◆ **Problem details**: Return each entry exactly, with none missing.

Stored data
☆ ☆ ☆ ☆ ☆ ☆ ☆

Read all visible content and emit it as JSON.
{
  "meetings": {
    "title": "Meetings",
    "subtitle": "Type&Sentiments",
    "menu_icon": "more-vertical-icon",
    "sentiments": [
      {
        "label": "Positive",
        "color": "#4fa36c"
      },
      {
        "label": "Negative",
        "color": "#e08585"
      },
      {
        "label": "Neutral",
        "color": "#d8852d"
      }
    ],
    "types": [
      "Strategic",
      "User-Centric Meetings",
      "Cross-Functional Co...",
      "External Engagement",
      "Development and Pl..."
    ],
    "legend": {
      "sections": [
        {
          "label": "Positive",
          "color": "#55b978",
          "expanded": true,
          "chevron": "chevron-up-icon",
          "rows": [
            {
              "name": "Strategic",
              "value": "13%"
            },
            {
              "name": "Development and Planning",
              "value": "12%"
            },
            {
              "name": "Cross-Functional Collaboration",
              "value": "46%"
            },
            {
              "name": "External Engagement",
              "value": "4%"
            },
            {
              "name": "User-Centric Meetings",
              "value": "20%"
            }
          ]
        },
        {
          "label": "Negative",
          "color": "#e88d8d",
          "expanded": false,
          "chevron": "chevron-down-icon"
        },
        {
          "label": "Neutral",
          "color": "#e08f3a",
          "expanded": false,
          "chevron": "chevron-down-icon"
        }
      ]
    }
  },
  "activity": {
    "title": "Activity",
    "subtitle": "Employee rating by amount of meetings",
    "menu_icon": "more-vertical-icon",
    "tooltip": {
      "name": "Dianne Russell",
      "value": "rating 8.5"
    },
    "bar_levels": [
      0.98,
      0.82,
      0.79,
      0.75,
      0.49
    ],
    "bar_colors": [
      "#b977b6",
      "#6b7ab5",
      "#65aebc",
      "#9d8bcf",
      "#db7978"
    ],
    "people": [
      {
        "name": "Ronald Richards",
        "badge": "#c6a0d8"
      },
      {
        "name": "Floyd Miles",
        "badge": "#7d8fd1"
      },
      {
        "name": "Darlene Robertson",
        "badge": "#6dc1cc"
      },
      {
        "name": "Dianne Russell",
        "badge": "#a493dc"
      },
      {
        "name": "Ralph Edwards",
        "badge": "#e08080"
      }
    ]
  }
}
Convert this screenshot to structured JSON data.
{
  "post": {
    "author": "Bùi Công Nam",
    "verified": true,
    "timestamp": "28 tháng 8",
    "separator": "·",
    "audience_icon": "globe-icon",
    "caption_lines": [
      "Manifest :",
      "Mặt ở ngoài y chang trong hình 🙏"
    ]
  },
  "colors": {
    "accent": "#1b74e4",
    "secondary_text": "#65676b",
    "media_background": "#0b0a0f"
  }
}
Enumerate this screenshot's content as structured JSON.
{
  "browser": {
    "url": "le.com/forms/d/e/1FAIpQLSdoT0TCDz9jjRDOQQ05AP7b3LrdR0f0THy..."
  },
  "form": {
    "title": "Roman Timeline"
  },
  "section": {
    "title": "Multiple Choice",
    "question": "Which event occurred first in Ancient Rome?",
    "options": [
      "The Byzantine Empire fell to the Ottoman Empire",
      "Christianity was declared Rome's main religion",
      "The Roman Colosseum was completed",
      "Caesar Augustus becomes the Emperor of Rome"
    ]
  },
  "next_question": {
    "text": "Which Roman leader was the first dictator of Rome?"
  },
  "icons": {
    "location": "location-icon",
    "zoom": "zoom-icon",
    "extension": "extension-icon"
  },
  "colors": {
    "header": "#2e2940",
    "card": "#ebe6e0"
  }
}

☆ ☆ ☆ ☆ ☆ ☆ ☆

◆ **Task output**:
Read all visible content and emit it as JSON.
{
  "meetings": {
    "title": "Meetings",
    "subtitle": "Type&Sentiments",
    "menu_icon": "more-vertical-icon",
    "sentiments": [
      {
        "label": "Positive",
        "color": "#4fa36c"
      },
      {
        "label": "Negative",
        "color": "#e08585"
      },
      {
        "label": "Neutral",
        "color": "#d8852d"
      }
    ],
    "types": [
      "Strategic",
      "User-Centric Meetings",
      "Cross-Functional Co...",
      "External Engagement",
      "Development and Pl..."
    ],
    "legend": {
      "sections": [
        {
          "label": "Positive",
          "color": "#55b978",
          "expanded": true,
          "chevron": "chevron-up-icon",
          "rows": [
            {
              "name": "Strategic",
              "value": "13%"
            },
            {
              "name": "Development and Planning",
              "value": "12%"
            },
            {
              "name": "Cross-Functional Collaboration",
              "value": "46%"
            },
            {
              "name": "External Engagement",
              "value": "4%"
            },
            {
              "name": "User-Centric Meetings",
              "value": "20%"
            }
          ]
        },
        {
          "label": "Negative",
          "color": "#e88d8d",
          "expanded": false,
          "chevron": "chevron-down-icon"
        },
        {
          "label": "Neutral",
          "color": "#e08f3a",
          "expanded": false,
          "chevron": "chevron-down-icon"
        }
      ]
    }
  },
  "activity": {
    "title": "Activity",
    "subtitle": "Employee rating by amount of meetings",
    "menu_icon": "more-vertical-icon",
    "tooltip": {
      "name": "Dianne Russell",
      "value": "rating 8.5"
    },
    "bar_levels": [
      0.98,
      0.82,
      0.79,
      0.75,
      0.49
    ],
    "bar_colors": [
      "#b977b6",
      "#6b7ab5",
      "#65aebc",
      "#9d8bcf",
      "#db7978"
    ],
    "people": [
      {
        "name": "Ronald Richards",
        "badge": "#c6a0d8"
      },
      {
        "name": "Floyd Miles",
        "badge": "#7d8fd1"
      },
      {
        "name": "Darlene Robertson",
        "badge": "#6dc1cc"
      },
      {
        "name": "Dianne Russell",
        "badge": "#a493dc"
      },
      {
        "name": "Ralph Edwards",
        "badge": "#e08080"
      }
    ]
  }
}
Convert this screenshot to structured JSON data.
{
  "post": {
    "author": "Bùi Công Nam",
    "verified": true,
    "timestamp": "28 tháng 8",
    "separator": "·",
    "audience_icon": "globe-icon",
    "caption_lines": [
      "Manifest :",
      "Mặt ở ngoài y chang trong hình 🙏"
    ]
  },
  "colors": {
    "accent": "#1b74e4",
    "secondary_text": "#65676b",
    "media_background": "#0b0a0f"
  }
}
Enumerate this screenshot's content as structured JSON.
{
  "browser": {
    "url": "le.com/forms/d/e/1FAIpQLSdoT0TCDz9jjRDOQQ05AP7b3LrdR0f0THy..."
  },
  "form": {
    "title": "Roman Timeline"
  },
  "section": {
    "title": "Multiple Choice",
    "question": "Which event occurred first in Ancient Rome?",
    "options": [
      "The Byzantine Empire fell to the Ottoman Empire",
      "Christianity was declared Rome's main religion",
      "The Roman Colosseum was completed",
      "Caesar Augustus becomes the Emperor of Rome"
    ]
  },
  "next_question": {
    "text": "Which Roman leader was the first dictator of Rome?"
  },
  "icons": {
    "location": "location-icon",
    "zoom": "zoom-icon",
    "extension": "extension-icon"
  },
  "colors": {
    "header": "#2e2940",
    "card": "#ebe6e0"
  }
}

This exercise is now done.